### [TASK GOAL]
Records follow. Copy every line with "screenshot".

### [RECORDS]

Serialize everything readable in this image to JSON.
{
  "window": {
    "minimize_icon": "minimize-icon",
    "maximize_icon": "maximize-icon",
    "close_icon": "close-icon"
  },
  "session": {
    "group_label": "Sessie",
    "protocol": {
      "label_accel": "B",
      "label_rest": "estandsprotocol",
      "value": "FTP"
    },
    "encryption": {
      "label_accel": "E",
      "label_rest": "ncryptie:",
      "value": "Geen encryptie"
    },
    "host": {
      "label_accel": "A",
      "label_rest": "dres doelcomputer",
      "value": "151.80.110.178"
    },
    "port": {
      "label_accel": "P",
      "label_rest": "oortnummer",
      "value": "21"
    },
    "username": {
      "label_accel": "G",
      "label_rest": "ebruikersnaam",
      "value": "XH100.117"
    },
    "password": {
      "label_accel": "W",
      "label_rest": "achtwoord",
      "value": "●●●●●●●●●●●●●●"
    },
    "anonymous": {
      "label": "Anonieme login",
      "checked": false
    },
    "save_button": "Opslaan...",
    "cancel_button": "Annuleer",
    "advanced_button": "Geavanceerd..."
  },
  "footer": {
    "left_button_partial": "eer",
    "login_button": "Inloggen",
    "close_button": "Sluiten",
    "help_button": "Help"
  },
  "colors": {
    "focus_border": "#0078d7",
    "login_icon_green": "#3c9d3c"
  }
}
--
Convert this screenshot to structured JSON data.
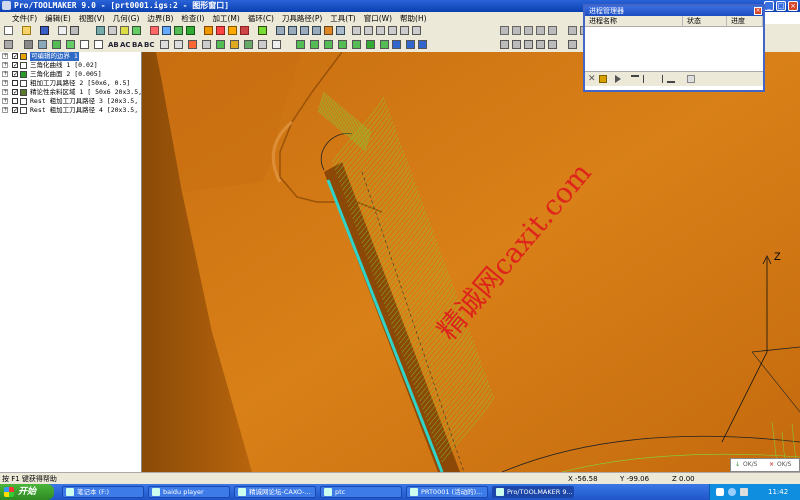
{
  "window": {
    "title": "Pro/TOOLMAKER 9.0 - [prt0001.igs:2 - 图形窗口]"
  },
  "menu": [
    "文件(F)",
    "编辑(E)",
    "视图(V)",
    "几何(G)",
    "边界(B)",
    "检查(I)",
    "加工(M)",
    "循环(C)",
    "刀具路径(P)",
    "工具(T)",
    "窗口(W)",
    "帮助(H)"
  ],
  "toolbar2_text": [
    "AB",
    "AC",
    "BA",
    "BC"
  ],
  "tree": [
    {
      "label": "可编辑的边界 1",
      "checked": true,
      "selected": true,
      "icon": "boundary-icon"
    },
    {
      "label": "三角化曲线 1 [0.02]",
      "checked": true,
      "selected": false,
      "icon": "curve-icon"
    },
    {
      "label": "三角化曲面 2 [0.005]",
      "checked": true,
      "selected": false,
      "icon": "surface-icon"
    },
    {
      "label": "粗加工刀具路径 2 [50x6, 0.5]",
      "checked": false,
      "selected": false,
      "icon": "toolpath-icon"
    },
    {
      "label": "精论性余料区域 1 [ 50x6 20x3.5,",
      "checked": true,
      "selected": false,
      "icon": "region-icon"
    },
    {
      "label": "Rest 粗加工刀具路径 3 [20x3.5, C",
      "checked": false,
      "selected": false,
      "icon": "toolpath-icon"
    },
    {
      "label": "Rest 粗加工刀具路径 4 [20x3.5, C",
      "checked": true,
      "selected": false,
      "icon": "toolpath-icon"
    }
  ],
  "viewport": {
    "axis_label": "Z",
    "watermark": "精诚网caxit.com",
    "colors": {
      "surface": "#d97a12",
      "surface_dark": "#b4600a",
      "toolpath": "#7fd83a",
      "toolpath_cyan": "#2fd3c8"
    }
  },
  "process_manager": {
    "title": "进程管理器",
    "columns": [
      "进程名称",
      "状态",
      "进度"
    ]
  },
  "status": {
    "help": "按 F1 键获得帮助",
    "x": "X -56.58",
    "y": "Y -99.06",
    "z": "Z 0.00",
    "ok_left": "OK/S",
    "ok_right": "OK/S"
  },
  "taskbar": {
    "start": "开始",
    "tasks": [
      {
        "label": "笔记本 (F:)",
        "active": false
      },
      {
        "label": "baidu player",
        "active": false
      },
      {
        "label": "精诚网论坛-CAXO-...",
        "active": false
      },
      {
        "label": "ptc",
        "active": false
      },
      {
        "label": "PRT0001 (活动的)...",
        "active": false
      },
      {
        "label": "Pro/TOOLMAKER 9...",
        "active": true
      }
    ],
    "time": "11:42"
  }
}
---
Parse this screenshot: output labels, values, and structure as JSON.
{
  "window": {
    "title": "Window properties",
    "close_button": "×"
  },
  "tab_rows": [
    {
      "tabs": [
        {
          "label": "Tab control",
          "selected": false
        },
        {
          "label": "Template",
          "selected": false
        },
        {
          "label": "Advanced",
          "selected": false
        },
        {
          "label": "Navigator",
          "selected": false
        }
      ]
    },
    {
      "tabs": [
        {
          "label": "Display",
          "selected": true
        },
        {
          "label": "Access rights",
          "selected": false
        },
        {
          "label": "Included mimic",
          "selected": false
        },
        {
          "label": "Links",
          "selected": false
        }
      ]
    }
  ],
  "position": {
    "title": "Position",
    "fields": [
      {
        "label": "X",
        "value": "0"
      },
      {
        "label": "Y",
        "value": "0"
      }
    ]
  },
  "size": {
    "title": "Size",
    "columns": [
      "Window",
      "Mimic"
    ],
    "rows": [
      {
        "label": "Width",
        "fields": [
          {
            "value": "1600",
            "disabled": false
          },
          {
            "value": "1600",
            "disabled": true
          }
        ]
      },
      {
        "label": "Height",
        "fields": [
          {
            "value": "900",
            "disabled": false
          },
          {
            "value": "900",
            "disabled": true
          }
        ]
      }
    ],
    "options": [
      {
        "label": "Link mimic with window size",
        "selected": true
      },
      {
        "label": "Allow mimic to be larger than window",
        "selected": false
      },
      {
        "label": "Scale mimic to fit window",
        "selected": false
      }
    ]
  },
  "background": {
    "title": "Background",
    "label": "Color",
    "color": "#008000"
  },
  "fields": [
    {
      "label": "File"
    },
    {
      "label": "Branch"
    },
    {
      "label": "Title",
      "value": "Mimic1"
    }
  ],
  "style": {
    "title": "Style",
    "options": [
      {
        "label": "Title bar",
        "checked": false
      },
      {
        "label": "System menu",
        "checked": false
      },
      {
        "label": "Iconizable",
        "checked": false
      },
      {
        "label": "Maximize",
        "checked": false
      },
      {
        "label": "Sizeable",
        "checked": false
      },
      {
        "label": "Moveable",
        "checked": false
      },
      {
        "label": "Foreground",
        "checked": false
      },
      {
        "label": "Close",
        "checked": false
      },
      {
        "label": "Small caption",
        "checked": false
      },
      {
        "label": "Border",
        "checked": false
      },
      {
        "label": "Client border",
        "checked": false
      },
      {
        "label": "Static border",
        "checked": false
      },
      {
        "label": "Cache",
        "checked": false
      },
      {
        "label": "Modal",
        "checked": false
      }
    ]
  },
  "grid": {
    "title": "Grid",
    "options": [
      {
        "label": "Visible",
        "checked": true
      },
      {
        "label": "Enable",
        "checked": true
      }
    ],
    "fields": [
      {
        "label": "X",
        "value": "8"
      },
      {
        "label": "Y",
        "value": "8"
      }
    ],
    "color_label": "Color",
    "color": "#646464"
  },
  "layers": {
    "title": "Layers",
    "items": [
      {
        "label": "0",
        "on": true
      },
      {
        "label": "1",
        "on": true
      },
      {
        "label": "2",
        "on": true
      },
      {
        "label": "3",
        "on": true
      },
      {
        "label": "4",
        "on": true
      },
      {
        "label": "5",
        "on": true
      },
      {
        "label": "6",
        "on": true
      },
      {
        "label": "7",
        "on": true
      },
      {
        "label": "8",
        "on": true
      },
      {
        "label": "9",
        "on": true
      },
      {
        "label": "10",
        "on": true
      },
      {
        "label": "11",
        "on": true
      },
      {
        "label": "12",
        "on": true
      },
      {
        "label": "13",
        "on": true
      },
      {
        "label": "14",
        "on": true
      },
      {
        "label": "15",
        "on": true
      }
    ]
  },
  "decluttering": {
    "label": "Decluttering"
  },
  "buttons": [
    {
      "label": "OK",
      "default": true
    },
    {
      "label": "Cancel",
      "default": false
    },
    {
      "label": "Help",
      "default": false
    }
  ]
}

### [SOLUTION TO THE PROBLEM]
Convert this screenshot to structured JSON data.
Parse this screenshot: output labels, values, and structure as JSON.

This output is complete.